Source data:
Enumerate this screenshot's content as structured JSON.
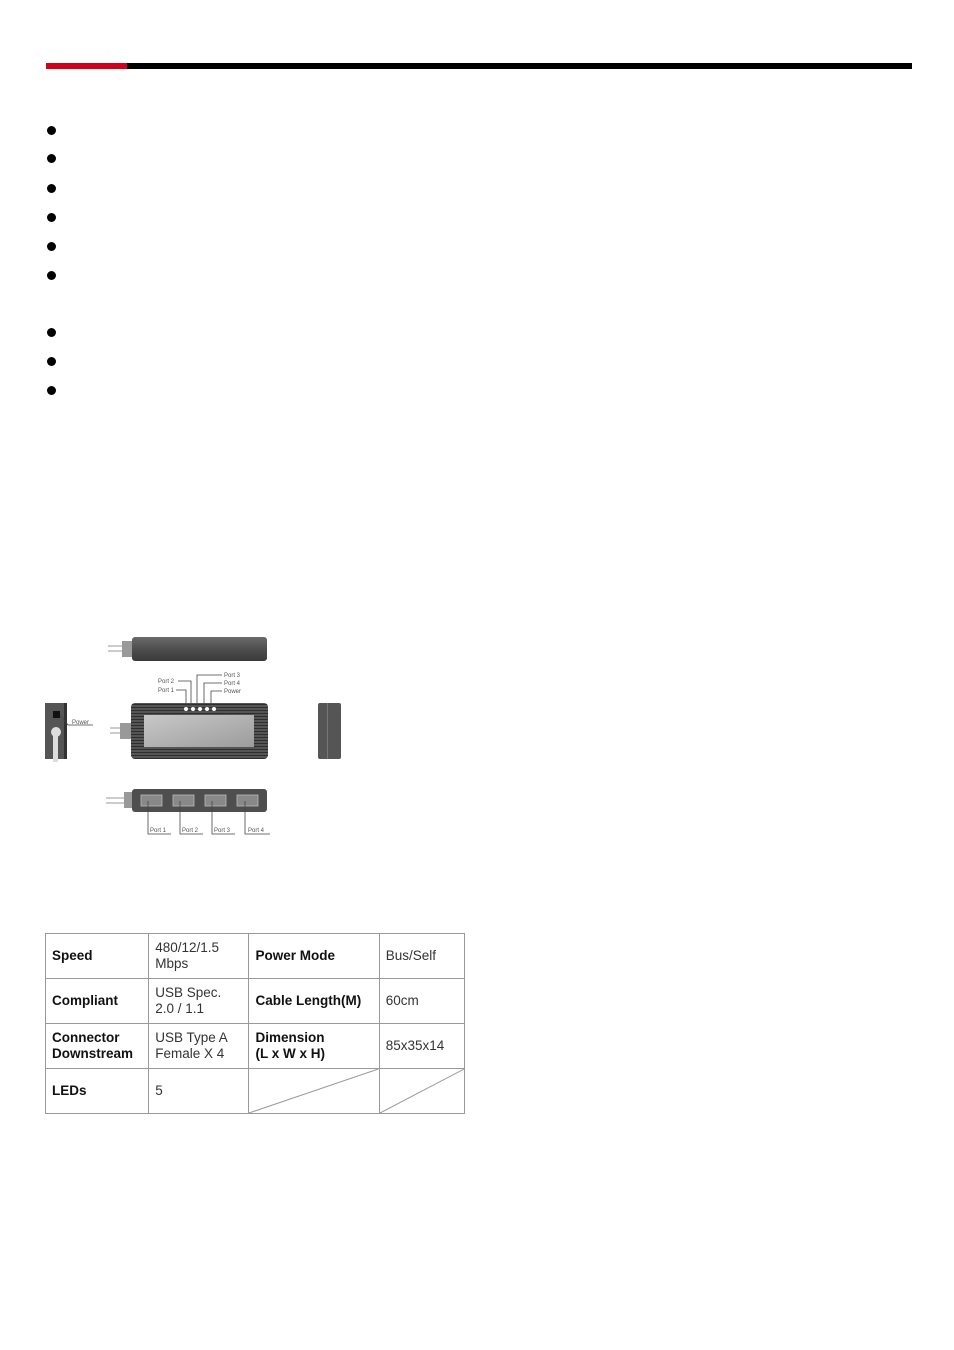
{
  "header": {
    "accent_color": "#d0021b",
    "rule_color": "#000000"
  },
  "bullets": {
    "group1": [
      "",
      "",
      "",
      "",
      "",
      ""
    ],
    "group2": [
      "",
      "",
      ""
    ]
  },
  "diagram": {
    "top_labels": [
      "Port 2",
      "Port 1",
      "Port 3",
      "Port 4",
      "Power"
    ],
    "side_label": "Power",
    "bottom_labels": [
      "Port 1",
      "Port 2",
      "Port 3",
      "Port 4"
    ]
  },
  "spec_table": {
    "rows": [
      [
        {
          "text": "Speed",
          "kind": "key"
        },
        {
          "text": "480/12/1.5\nMbps",
          "kind": "value"
        },
        {
          "text": "Power Mode",
          "kind": "key"
        },
        {
          "text": "Bus/Self",
          "kind": "value"
        }
      ],
      [
        {
          "text": "Compliant",
          "kind": "key"
        },
        {
          "text": "USB Spec.\n2.0 / 1.1",
          "kind": "value"
        },
        {
          "text": "Cable Length(M)",
          "kind": "key"
        },
        {
          "text": "60cm",
          "kind": "value"
        }
      ],
      [
        {
          "text": "Connector\nDownstream",
          "kind": "key"
        },
        {
          "text": "USB Type A\nFemale X 4",
          "kind": "value"
        },
        {
          "text": "Dimension\n(L x W x H)",
          "kind": "key"
        },
        {
          "text": "85x35x14",
          "kind": "value"
        }
      ],
      [
        {
          "text": "LEDs",
          "kind": "key"
        },
        {
          "text": "5",
          "kind": "value"
        },
        {
          "text": "",
          "kind": "empty"
        },
        {
          "text": "",
          "kind": "empty"
        }
      ]
    ]
  }
}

AIM OF THE EXERCISE
Pick out the lines that include the word "Power" and write them out.

ANSWER IN FULL
      "Power"
    "side_label": "Power",
          "text": "Power Mode",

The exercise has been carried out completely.